» **EXERCISE GOAL**: Reproduce the rows word for word, starting at the first row and ending at the row that contains "- outstanding-bar: [118, 577, 123, 578]".

* Begin SUPPLIED DATA *

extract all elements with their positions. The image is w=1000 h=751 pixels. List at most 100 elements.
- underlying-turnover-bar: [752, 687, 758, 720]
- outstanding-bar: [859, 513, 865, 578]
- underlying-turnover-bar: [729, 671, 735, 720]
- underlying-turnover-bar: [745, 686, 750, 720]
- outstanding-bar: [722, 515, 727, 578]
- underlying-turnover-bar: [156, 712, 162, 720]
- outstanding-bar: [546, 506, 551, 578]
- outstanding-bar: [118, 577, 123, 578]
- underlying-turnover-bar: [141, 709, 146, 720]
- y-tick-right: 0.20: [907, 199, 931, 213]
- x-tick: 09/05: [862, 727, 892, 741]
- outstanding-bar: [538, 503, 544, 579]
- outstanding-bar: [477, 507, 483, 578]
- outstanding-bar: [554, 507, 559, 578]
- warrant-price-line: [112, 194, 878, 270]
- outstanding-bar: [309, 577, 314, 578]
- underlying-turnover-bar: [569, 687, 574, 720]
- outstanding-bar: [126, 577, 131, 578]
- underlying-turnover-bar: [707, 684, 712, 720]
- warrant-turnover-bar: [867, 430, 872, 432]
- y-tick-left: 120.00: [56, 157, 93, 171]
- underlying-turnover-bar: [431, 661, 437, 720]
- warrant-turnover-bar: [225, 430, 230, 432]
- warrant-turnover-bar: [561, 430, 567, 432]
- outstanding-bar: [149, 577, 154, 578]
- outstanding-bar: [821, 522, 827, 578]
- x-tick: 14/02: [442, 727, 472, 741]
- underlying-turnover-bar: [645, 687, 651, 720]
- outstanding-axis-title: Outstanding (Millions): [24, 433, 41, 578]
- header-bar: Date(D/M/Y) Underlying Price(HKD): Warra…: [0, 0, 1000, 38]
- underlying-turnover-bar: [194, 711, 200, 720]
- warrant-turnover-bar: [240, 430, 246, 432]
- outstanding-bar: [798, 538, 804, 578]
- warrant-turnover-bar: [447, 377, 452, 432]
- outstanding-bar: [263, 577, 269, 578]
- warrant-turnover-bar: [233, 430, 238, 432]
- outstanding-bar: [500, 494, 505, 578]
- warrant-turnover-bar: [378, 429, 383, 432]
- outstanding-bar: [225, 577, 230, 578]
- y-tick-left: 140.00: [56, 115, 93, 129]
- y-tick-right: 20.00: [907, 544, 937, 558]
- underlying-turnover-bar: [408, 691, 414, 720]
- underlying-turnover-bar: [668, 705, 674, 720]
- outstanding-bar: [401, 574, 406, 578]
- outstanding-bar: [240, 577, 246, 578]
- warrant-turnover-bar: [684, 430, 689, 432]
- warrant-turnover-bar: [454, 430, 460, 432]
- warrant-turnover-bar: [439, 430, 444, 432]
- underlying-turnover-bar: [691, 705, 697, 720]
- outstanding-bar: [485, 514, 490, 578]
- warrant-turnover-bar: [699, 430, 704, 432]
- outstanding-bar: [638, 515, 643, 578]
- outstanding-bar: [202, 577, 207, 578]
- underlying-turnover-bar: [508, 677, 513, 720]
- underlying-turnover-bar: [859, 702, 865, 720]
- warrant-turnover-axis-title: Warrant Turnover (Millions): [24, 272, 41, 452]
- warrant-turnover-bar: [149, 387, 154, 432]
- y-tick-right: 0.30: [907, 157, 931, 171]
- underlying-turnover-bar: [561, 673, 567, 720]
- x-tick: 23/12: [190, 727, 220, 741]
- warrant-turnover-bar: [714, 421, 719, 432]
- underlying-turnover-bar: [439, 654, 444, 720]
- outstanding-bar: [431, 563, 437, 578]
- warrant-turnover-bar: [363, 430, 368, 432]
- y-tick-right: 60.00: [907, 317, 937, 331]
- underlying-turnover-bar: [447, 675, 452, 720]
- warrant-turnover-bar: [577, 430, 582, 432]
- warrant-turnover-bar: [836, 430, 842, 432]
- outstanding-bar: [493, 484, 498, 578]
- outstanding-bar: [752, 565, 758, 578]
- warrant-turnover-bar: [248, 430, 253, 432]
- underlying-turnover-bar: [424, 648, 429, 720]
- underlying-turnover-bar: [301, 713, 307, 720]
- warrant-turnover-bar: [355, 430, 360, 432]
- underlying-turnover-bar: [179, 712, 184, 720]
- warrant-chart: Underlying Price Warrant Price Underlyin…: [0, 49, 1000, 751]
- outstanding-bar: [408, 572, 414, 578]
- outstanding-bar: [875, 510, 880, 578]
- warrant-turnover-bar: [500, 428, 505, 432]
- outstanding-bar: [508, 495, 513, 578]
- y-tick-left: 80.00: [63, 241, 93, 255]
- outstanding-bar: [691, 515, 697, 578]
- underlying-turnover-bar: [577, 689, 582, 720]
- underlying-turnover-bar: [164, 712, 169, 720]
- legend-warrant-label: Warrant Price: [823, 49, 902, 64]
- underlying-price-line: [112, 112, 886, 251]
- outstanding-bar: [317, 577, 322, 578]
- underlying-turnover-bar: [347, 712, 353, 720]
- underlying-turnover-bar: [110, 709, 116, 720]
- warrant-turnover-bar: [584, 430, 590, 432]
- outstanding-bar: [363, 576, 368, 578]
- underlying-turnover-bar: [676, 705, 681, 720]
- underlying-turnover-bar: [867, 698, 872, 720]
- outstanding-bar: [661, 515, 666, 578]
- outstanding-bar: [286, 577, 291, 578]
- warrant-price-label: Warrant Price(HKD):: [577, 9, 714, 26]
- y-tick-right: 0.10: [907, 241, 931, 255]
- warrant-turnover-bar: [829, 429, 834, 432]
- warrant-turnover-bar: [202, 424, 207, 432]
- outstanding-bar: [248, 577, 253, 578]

* End SUPPLIED DATA *

» **THE COMPLETED TASK**:
extract all elements with their positions. The image is w=1000 h=751 pixels. List at most 100 elements.
- underlying-turnover-bar: [752, 687, 758, 720]
- outstanding-bar: [859, 513, 865, 578]
- underlying-turnover-bar: [729, 671, 735, 720]
- underlying-turnover-bar: [745, 686, 750, 720]
- outstanding-bar: [722, 515, 727, 578]
- underlying-turnover-bar: [156, 712, 162, 720]
- outstanding-bar: [546, 506, 551, 578]
- outstanding-bar: [118, 577, 123, 578]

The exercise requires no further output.